---------- Dataset records ----------

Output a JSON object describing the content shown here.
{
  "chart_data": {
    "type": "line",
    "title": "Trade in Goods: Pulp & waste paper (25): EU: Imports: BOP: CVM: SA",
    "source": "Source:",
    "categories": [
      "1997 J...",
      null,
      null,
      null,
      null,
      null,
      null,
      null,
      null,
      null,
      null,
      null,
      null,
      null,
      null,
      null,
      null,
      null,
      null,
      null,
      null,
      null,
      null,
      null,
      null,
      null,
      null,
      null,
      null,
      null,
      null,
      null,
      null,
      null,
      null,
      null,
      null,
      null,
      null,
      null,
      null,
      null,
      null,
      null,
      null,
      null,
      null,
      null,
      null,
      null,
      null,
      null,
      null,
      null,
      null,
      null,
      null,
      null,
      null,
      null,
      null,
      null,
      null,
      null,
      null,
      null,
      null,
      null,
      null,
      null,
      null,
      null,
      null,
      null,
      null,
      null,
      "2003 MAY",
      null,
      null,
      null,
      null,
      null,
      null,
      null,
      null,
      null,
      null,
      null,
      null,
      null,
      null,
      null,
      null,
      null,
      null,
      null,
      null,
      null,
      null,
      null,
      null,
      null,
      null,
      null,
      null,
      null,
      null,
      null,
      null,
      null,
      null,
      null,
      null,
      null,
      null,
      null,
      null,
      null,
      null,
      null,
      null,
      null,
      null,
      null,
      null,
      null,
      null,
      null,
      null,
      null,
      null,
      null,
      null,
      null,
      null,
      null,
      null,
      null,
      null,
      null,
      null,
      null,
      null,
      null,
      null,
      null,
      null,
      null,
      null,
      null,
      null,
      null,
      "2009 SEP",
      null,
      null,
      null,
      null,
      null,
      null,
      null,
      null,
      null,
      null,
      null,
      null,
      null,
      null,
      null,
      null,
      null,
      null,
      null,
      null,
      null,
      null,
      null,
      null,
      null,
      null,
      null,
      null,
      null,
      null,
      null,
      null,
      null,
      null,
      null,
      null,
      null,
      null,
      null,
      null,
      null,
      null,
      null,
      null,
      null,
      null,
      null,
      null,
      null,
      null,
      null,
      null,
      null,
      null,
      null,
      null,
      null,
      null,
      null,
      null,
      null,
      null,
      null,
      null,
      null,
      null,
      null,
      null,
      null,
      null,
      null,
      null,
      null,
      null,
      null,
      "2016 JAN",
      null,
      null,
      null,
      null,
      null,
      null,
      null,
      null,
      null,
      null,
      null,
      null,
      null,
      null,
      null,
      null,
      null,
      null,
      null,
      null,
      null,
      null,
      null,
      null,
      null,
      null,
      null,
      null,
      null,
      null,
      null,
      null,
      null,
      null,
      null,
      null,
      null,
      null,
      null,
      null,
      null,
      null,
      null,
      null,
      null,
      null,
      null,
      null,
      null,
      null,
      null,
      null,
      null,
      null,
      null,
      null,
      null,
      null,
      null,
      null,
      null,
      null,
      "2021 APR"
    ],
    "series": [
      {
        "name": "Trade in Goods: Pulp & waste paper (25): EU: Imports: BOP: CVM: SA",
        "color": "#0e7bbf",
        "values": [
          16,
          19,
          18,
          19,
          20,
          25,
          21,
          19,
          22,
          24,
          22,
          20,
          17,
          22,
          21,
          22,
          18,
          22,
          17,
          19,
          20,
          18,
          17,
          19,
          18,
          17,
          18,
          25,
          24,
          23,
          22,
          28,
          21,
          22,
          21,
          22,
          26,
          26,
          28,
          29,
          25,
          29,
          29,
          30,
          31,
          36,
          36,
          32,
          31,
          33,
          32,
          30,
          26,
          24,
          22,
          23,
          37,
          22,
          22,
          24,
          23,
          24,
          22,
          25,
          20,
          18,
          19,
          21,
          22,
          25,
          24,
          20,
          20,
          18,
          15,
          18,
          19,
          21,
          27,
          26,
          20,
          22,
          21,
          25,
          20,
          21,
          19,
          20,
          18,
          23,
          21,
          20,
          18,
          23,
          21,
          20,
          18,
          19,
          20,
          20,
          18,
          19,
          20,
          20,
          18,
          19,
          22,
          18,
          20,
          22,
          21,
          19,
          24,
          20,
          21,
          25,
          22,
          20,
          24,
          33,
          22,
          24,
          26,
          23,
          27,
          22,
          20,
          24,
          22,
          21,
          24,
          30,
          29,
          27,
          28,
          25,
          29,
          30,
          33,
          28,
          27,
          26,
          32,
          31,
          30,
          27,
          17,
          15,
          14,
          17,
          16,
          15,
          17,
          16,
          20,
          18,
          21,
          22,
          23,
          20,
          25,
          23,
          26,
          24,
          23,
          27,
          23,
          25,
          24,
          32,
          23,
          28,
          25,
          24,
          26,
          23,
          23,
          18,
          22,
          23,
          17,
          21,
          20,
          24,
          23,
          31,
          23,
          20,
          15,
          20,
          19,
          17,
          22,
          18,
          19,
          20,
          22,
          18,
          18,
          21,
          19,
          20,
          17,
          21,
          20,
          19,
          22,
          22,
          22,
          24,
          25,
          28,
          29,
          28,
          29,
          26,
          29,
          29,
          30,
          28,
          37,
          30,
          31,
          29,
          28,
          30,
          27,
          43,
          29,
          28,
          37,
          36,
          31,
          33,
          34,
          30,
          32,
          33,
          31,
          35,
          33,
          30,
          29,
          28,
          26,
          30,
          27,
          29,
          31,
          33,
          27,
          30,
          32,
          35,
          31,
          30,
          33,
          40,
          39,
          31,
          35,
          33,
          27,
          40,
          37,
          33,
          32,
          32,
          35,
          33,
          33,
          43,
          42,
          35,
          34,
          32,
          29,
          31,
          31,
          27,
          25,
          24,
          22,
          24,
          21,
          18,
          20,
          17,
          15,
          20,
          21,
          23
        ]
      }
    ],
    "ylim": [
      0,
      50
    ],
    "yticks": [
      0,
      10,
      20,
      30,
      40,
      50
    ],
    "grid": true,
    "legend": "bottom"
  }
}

----------

Exercise details
Find every line in the listing that holds the string "Trade", then say how many there are as a bare number.

The answer
2